Entries for boxed elements:
--------

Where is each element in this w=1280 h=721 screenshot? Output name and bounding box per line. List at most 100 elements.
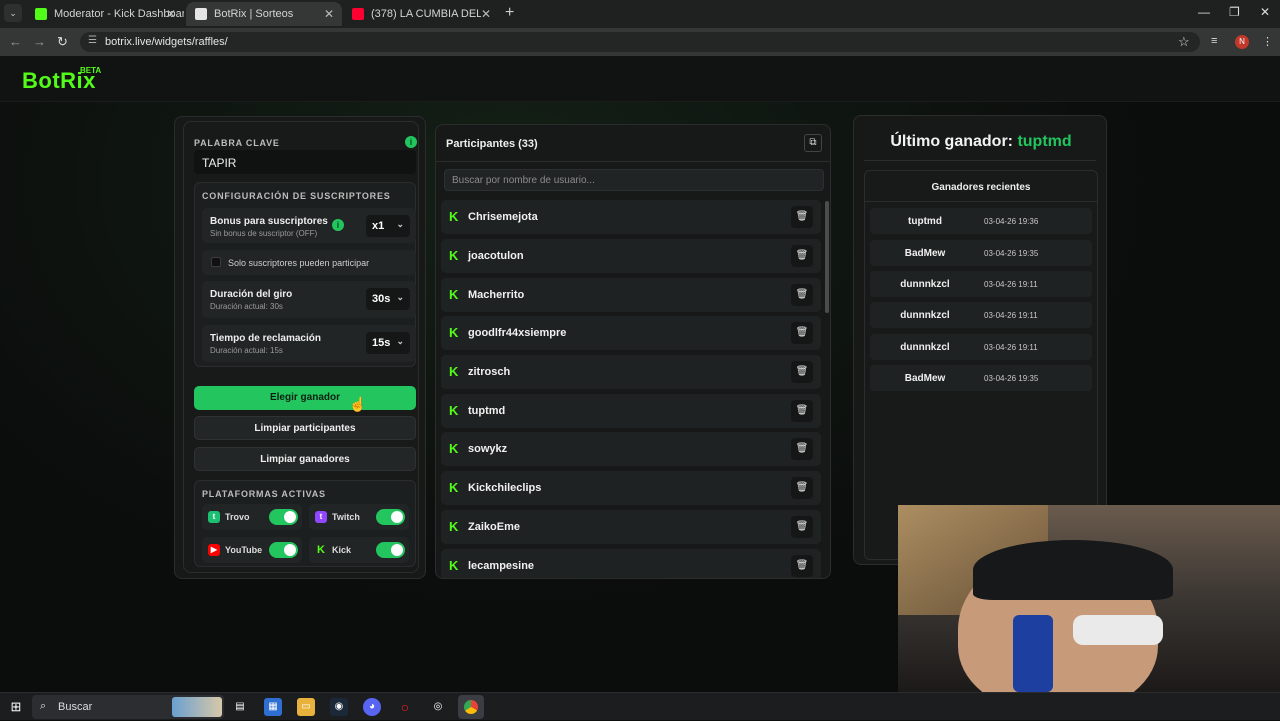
spin-duration-subtitle: Duración actual: 30s xyxy=(210,302,283,311)
trash-icon[interactable]: 🗑 xyxy=(791,516,813,538)
participant-name: Macherrito xyxy=(468,289,525,301)
claim-time-select[interactable]: 15s ⌄ xyxy=(366,332,410,354)
only-subs-checkbox[interactable] xyxy=(211,257,221,267)
twitch-toggle[interactable] xyxy=(376,509,405,525)
youtube-favicon-icon xyxy=(352,8,364,20)
chevron-down-icon: ⌄ xyxy=(396,219,404,229)
last-winner-heading: Último ganador: tuptmd xyxy=(854,133,1108,151)
divider xyxy=(864,160,1096,161)
info-icon[interactable]: i xyxy=(405,136,417,148)
minimize-icon[interactable]: — xyxy=(1198,5,1210,19)
trash-icon[interactable]: 🗑 xyxy=(791,555,813,577)
bookmark-star-icon[interactable]: ☆ xyxy=(1178,34,1190,50)
chevron-down-icon: ⌄ xyxy=(396,292,404,302)
participants-scrollbar[interactable] xyxy=(825,201,829,313)
close-window-icon[interactable]: ✕ xyxy=(1260,5,1270,19)
kick-icon: K xyxy=(449,403,459,418)
opera-gx-icon[interactable]: ○ xyxy=(396,698,414,716)
tab-youtube[interactable]: (378) LA CUMBIA DEL COUNTE ✕ xyxy=(343,2,499,26)
site-info-icon[interactable]: ☰ xyxy=(88,35,97,46)
trash-icon[interactable]: 🗑 xyxy=(791,438,813,460)
sub-bonus-title: Bonus para suscriptores xyxy=(210,216,328,227)
trash-icon[interactable]: 🗑 xyxy=(791,284,813,306)
reload-icon[interactable]: ↻ xyxy=(57,34,68,50)
participant-row: K ZaikoEme 🗑 xyxy=(441,510,821,544)
sub-bonus-select[interactable]: x1 ⌄ xyxy=(366,215,410,237)
divider xyxy=(436,161,830,162)
participant-name: ZaikoEme xyxy=(468,521,520,533)
winners-panel: Último ganador: tuptmd Ganadores recient… xyxy=(853,115,1107,565)
tab-kick-dashboard[interactable]: Moderator - Kick Dashboard ✕ xyxy=(26,2,184,26)
tab-search-icon[interactable]: ⌄ xyxy=(4,4,22,22)
winner-name: dunnnkzcl xyxy=(900,342,950,353)
clear-winners-button[interactable]: Limpiar ganadores xyxy=(194,447,416,471)
media-control-icon[interactable]: ≡ xyxy=(1211,35,1217,47)
only-subs-row[interactable]: Solo suscriptores pueden participar xyxy=(202,250,416,275)
participants-title: Participantes (33) xyxy=(446,138,538,150)
store-icon[interactable]: ▦ xyxy=(264,698,282,716)
participant-name: joacotulon xyxy=(468,250,524,262)
winner-date: 03-04-26 19:11 xyxy=(984,311,1038,320)
participant-search-input[interactable]: Buscar por nombre de usuario... xyxy=(444,169,824,191)
streamer-cap xyxy=(973,540,1173,600)
participants-panel: Participantes (33) ⧉ Buscar por nombre d… xyxy=(435,124,831,579)
clear-participants-button[interactable]: Limpiar participantes xyxy=(194,416,416,440)
tab-title: (378) LA CUMBIA DEL COUNTE xyxy=(371,8,481,20)
config-inner: PALABRA CLAVE i TAPIR CONFIGURACIÓN DE S… xyxy=(183,121,419,573)
winner-name: tuptmd xyxy=(908,216,942,227)
youtube-toggle[interactable] xyxy=(269,542,298,558)
pick-winner-button[interactable]: Elegir ganador xyxy=(194,386,416,410)
close-tab-icon[interactable]: ✕ xyxy=(481,2,491,26)
copy-icon[interactable]: ⧉ xyxy=(804,134,822,152)
task-view-icon[interactable]: ▤ xyxy=(231,698,249,716)
tab-title: Moderator - Kick Dashboard xyxy=(54,8,184,20)
trovo-icon: t xyxy=(208,511,220,523)
menu-kebab-icon[interactable]: ⋮ xyxy=(1262,35,1273,48)
restore-icon[interactable]: ❐ xyxy=(1229,5,1240,19)
trash-icon[interactable]: 🗑 xyxy=(791,361,813,383)
close-tab-icon[interactable]: ✕ xyxy=(166,2,176,26)
profile-avatar[interactable]: N xyxy=(1235,35,1249,49)
winner-name: dunnnkzcl xyxy=(900,310,950,321)
active-platforms-header: PLATAFORMAS ACTIVAS xyxy=(202,489,326,499)
winner-date: 03-04-26 19:35 xyxy=(984,374,1039,383)
kick-icon: K xyxy=(449,287,459,302)
kick-toggle[interactable] xyxy=(376,542,405,558)
windows-start-icon[interactable]: ⊞ xyxy=(7,698,25,716)
os-taskbar: ⊞ ⌕ Buscar ▤ ▦ ▭ ◉ ◕ ○ ◎ xyxy=(0,692,1280,720)
address-bar[interactable]: ☰ botrix.live/widgets/raffles/ xyxy=(80,32,1200,52)
trovo-toggle[interactable] xyxy=(269,509,298,525)
forward-icon[interactable]: → xyxy=(33,34,46,49)
botrix-favicon-icon xyxy=(195,8,207,20)
steam-icon[interactable]: ◉ xyxy=(330,698,348,716)
kick-icon: K xyxy=(449,364,459,379)
file-explorer-icon[interactable]: ▭ xyxy=(297,698,315,716)
divider xyxy=(865,201,1097,202)
spin-duration-value: 30s xyxy=(372,293,391,305)
tab-title: BotRix | Sorteos xyxy=(214,8,294,20)
trash-icon[interactable]: 🗑 xyxy=(791,477,813,499)
sub-bonus-value: x1 xyxy=(372,220,385,232)
participant-name: Kickchileclips xyxy=(468,482,542,494)
claim-time-title: Tiempo de reclamación xyxy=(210,333,321,344)
discord-icon[interactable]: ◕ xyxy=(363,698,381,716)
site-header: BotRix BETA xyxy=(0,56,1280,102)
back-icon[interactable]: ← xyxy=(9,34,22,49)
participant-row: Kgoodlfr44xsiempre 🗑 xyxy=(441,316,821,350)
taskbar-search[interactable]: ⌕ Buscar xyxy=(32,695,224,719)
close-tab-icon[interactable]: ✕ xyxy=(324,2,334,26)
trash-icon[interactable]: 🗑 xyxy=(791,322,813,344)
trash-icon[interactable]: 🗑 xyxy=(791,206,813,228)
trash-icon[interactable]: 🗑 xyxy=(791,400,813,422)
keyword-input[interactable]: TAPIR xyxy=(194,150,416,174)
info-icon[interactable]: i xyxy=(332,219,344,231)
spin-duration-select[interactable]: 30s ⌄ xyxy=(366,288,410,310)
obs-icon[interactable]: ◎ xyxy=(429,698,447,716)
claim-time-subtitle: Duración actual: 15s xyxy=(210,346,283,355)
chrome-icon[interactable] xyxy=(458,695,484,719)
platform-youtube: ▶ YouTube xyxy=(202,537,302,563)
new-tab-icon[interactable]: + xyxy=(505,4,514,22)
tab-botrix[interactable]: BotRix | Sorteos ✕ xyxy=(186,2,342,26)
participant-row: Kjoacotulon 🗑 xyxy=(441,239,821,273)
trash-icon[interactable]: 🗑 xyxy=(791,245,813,267)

--------

Short exercise
Return all the records above line for line, with nothing changed, and leave out the pictures.

Task response
Where is each element in this w=1280 h=721 screenshot? Output name and bounding box per line. List at most 100 elements.
spin-duration-subtitle: Duración actual: 30s xyxy=(210,302,283,311)
trash-icon[interactable]: 🗑 xyxy=(791,516,813,538)
participant-name: Macherrito xyxy=(468,289,525,301)
claim-time-select[interactable]: 15s ⌄ xyxy=(366,332,410,354)
only-subs-checkbox[interactable] xyxy=(211,257,221,267)
twitch-toggle[interactable] xyxy=(376,509,405,525)
youtube-favicon-icon xyxy=(352,8,364,20)
chevron-down-icon: ⌄ xyxy=(396,219,404,229)
last-winner-heading: Último ganador: tuptmd xyxy=(854,133,1108,151)
divider xyxy=(864,160,1096,161)
info-icon[interactable]: i xyxy=(405,136,417,148)
minimize-icon[interactable]: — xyxy=(1198,5,1210,19)
trash-icon[interactable]: 🗑 xyxy=(791,555,813,577)
bookmark-star-icon[interactable]: ☆ xyxy=(1178,34,1190,50)
chevron-down-icon: ⌄ xyxy=(396,292,404,302)
participants-scrollbar[interactable] xyxy=(825,201,829,313)
close-window-icon[interactable]: ✕ xyxy=(1260,5,1270,19)
kick-icon: K xyxy=(449,403,459,418)
opera-gx-icon[interactable]: ○ xyxy=(396,698,414,716)
tab-youtube[interactable]: (378) LA CUMBIA DEL COUNTE ✕ xyxy=(343,2,499,26)
site-info-icon[interactable]: ☰ xyxy=(88,35,97,46)
trash-icon[interactable]: 🗑 xyxy=(791,438,813,460)
sub-bonus-title: Bonus para suscriptores xyxy=(210,216,328,227)
trash-icon[interactable]: 🗑 xyxy=(791,284,813,306)
reload-icon[interactable]: ↻ xyxy=(57,34,68,50)
participant-row: K ZaikoEme 🗑 xyxy=(441,510,821,544)
sub-bonus-select[interactable]: x1 ⌄ xyxy=(366,215,410,237)
divider xyxy=(436,161,830,162)
participant-name: ZaikoEme xyxy=(468,521,520,533)
winners-panel: Último ganador: tuptmd Ganadores recient… xyxy=(853,115,1107,565)
tab-kick-dashboard[interactable]: Moderator - Kick Dashboard ✕ xyxy=(26,2,184,26)
tab-search-icon[interactable]: ⌄ xyxy=(4,4,22,22)
winner-name: dunnnkzcl xyxy=(900,342,950,353)
clear-winners-button[interactable]: Limpiar ganadores xyxy=(194,447,416,471)
media-control-icon[interactable]: ≡ xyxy=(1211,35,1217,47)
only-subs-row[interactable]: Solo suscriptores pueden participar xyxy=(202,250,416,275)
participants-title: Participantes (33) xyxy=(446,138,538,150)
store-icon[interactable]: ▦ xyxy=(264,698,282,716)
participant-name: joacotulon xyxy=(468,250,524,262)
winner-date: 03-04-26 19:11 xyxy=(984,311,1038,320)
participant-search-input[interactable]: Buscar por nombre de usuario... xyxy=(444,169,824,191)
streamer-cap xyxy=(973,540,1173,600)
participants-panel: Participantes (33) ⧉ Buscar por nombre d… xyxy=(435,124,831,579)
clear-participants-button[interactable]: Limpiar participantes xyxy=(194,416,416,440)
tab-title: (378) LA CUMBIA DEL COUNTE xyxy=(371,8,481,20)
config-inner: PALABRA CLAVE i TAPIR CONFIGURACIÓN DE S… xyxy=(183,121,419,573)
winner-name: tuptmd xyxy=(908,216,942,227)
youtube-toggle[interactable] xyxy=(269,542,298,558)
pick-winner-button[interactable]: Elegir ganador xyxy=(194,386,416,410)
close-tab-icon[interactable]: ✕ xyxy=(481,2,491,26)
copy-icon[interactable]: ⧉ xyxy=(804,134,822,152)
task-view-icon[interactable]: ▤ xyxy=(231,698,249,716)
tab-title: Moderator - Kick Dashboard xyxy=(54,8,184,20)
trovo-icon: t xyxy=(208,511,220,523)
menu-kebab-icon[interactable]: ⋮ xyxy=(1262,35,1273,48)
restore-icon[interactable]: ❐ xyxy=(1229,5,1240,19)
trash-icon[interactable]: 🗑 xyxy=(791,361,813,383)
close-tab-icon[interactable]: ✕ xyxy=(166,2,176,26)
profile-avatar[interactable]: N xyxy=(1235,35,1249,49)
winner-name: dunnnkzcl xyxy=(900,310,950,321)
active-platforms-header: PLATAFORMAS ACTIVAS xyxy=(202,489,326,499)
winner-date: 03-04-26 19:35 xyxy=(984,374,1039,383)
kick-icon: K xyxy=(449,287,459,302)
kick-toggle[interactable] xyxy=(376,542,405,558)
windows-start-icon[interactable]: ⊞ xyxy=(7,698,25,716)
os-taskbar: ⊞ ⌕ Buscar ▤ ▦ ▭ ◉ ◕ ○ ◎ xyxy=(0,692,1280,720)
address-bar[interactable]: ☰ botrix.live/widgets/raffles/ xyxy=(80,32,1200,52)
trovo-toggle[interactable] xyxy=(269,509,298,525)
forward-icon[interactable]: → xyxy=(33,34,46,49)
botrix-favicon-icon xyxy=(195,8,207,20)
steam-icon[interactable]: ◉ xyxy=(330,698,348,716)
kick-icon: K xyxy=(449,364,459,379)
file-explorer-icon[interactable]: ▭ xyxy=(297,698,315,716)
divider xyxy=(865,201,1097,202)
spin-duration-value: 30s xyxy=(372,293,391,305)
tab-title: BotRix | Sorteos xyxy=(214,8,294,20)
trash-icon[interactable]: 🗑 xyxy=(791,477,813,499)
sub-bonus-value: x1 xyxy=(372,220,385,232)
participant-name: Kickchileclips xyxy=(468,482,542,494)
claim-time-title: Tiempo de reclamación xyxy=(210,333,321,344)
discord-icon[interactable]: ◕ xyxy=(363,698,381,716)
site-header: BotRix BETA xyxy=(0,56,1280,102)
back-icon[interactable]: ← xyxy=(9,34,22,49)
participant-row: Kgoodlfr44xsiempre 🗑 xyxy=(441,316,821,350)
taskbar-search[interactable]: ⌕ Buscar xyxy=(32,695,224,719)
close-tab-icon[interactable]: ✕ xyxy=(324,2,334,26)
trash-icon[interactable]: 🗑 xyxy=(791,322,813,344)
trash-icon[interactable]: 🗑 xyxy=(791,206,813,228)
trash-icon[interactable]: 🗑 xyxy=(791,400,813,422)
keyword-input[interactable]: TAPIR xyxy=(194,150,416,174)
info-icon[interactable]: i xyxy=(332,219,344,231)
spin-duration-select[interactable]: 30s ⌄ xyxy=(366,288,410,310)
obs-icon[interactable]: ◎ xyxy=(429,698,447,716)
claim-time-subtitle: Duración actual: 15s xyxy=(210,346,283,355)
chrome-icon[interactable] xyxy=(458,695,484,719)
platform-youtube: ▶ YouTube xyxy=(202,537,302,563)
new-tab-icon[interactable]: + xyxy=(505,4,514,22)
tab-botrix[interactable]: BotRix | Sorteos ✕ xyxy=(186,2,342,26)
participant-row: Kjoacotulon 🗑 xyxy=(441,239,821,273)
trash-icon[interactable]: 🗑 xyxy=(791,245,813,267)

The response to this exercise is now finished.